■ Texte présenté
──────────
Maintes fois — et des faibles s'en sont scandalisés — on a pu constater de l'incompréhension entre des hommes apparemment bien intentionnés, qui veulent un monde parfait, et les créditistes, qui veulent simplement établir un ordre temporel dans lequel les hommes puissent moins difficilement tendre à la perfection.
Les premiers traitent les créditistes de matérialistes, parce que les créditistes pensent à la nourriture, au vêtement, au logement et s'acharnent à réclamer un minimum de ces choses pour chaque personne de chaque famille de leur pays. Les créditistes, conscients de n'être pas des matérialistes, mais trop occupés pour passer leur temps à essayer de se faire entendre de moralistes qui semblent gîtés dans les nuages, ne se gênent pas parfois pour hausser les épaules ou condenser leur réponse en quelque bon mot qui blesse la susceptibilité d'hommes surtout habitués aux éloges et aux adulations.
Dans le premier chapitre de son livre "Social Credit", le major Douglas remarque la différence de sens philosophique, bien prononcée en son pays (l'Angleterre), qui existe entre deux écoles — l'école classique et l'école moderne, l'école d'Aristote et l'école de Bacon. La première vit de principes, la seconde de faits. La première traite de l'homme qui devrait être, la seconde de l'homme qui est. Les disciples de la première cherchent surtout à changer l'homme pour qu'il réponde mieux aux principes parfaits ; les disciples de la seconde cherchent surtout à modifier le miilieu, pour le rendre plus conforme aux aspirations de l'homme qui y vit actuellement.
──────────
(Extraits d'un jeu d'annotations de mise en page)
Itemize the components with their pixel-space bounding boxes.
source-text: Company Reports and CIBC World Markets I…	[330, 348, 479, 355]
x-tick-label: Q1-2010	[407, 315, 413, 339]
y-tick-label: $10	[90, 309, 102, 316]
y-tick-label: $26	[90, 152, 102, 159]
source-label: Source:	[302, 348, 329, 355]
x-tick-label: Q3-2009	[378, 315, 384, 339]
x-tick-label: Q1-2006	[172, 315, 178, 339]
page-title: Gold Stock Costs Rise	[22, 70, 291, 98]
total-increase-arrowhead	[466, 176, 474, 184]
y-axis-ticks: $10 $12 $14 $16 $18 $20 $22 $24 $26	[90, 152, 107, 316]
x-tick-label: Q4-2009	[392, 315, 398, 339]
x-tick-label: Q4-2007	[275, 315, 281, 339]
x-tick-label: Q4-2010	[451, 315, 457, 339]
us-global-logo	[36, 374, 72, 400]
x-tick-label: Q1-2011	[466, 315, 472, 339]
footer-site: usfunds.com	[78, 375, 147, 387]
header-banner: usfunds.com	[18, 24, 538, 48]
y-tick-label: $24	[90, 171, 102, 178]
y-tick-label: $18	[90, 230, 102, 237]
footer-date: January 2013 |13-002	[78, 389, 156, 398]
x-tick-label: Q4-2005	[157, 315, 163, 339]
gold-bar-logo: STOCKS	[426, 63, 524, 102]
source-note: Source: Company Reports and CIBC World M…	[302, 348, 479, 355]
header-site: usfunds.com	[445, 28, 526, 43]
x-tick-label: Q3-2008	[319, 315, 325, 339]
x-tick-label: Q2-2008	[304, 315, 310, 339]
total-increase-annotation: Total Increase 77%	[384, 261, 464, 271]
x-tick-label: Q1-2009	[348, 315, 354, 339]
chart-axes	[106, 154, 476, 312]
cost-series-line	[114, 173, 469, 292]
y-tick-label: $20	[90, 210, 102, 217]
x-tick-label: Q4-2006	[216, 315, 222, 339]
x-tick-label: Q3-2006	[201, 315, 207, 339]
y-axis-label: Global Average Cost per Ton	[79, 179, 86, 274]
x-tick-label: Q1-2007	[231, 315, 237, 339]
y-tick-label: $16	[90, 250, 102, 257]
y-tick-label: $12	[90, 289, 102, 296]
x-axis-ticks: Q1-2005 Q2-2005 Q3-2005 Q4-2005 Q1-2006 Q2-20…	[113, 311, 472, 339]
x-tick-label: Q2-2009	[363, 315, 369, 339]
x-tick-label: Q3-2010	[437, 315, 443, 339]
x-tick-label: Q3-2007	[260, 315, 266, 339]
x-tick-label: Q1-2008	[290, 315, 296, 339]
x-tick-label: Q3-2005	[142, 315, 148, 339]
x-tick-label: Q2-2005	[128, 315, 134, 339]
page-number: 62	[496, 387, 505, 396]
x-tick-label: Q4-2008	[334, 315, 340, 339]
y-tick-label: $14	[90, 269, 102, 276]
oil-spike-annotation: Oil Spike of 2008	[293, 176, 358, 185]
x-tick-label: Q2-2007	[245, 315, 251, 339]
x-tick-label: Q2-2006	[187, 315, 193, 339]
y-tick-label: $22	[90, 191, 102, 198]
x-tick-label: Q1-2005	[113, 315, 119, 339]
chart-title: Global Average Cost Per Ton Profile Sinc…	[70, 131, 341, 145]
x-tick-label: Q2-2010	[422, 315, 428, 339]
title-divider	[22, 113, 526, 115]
──────────
■ Travail demandé
1. Recopiez le passage du texte sur les créditistes compris entre « Les premiers traitent » et « et aux adulations. », inclus, en substituant « partisans du crédit social » à « créditistes ».
2. Dans le texte sur les créditistes, quelles sont les choses dont les créditistes réclament un minimum pour chaque personne ?
3. D'après le texte sur les créditistes, quelles deux écoles le major Douglas distingue-t-il dans le premier chapitre de son livre « Social Credit » ?
Les lignes fournies n'ont aucun rôle dans ce travail.

■ Réponses attendues
1.
Les premiers traitent les partisans du crédit social de matérialistes, parce que les partisans du crédit social pensent à la nourriture, au vêtement, au logement et s'acharnent à réclamer un minimum de ces choses pour chaque personne de chaque famille de leur pays. Les partisans du crédit social, conscients de n'être pas des matérialistes, mais trop occupés pour passer leur temps à essayer de se faire entendre de moralistes qui semblent gîtés dans les nuages, ne se gênent pas parfois pour hausser les épaules ou condenser leur réponse en quelque bon mot qui blesse la susceptibilité d'hommes surtout habitués aux éloges et aux adulations.

2. La nourriture, le vêtement et le logement.

3. L'école classique, ou école d'Aristote, et l'école moderne, ou école de Bacon.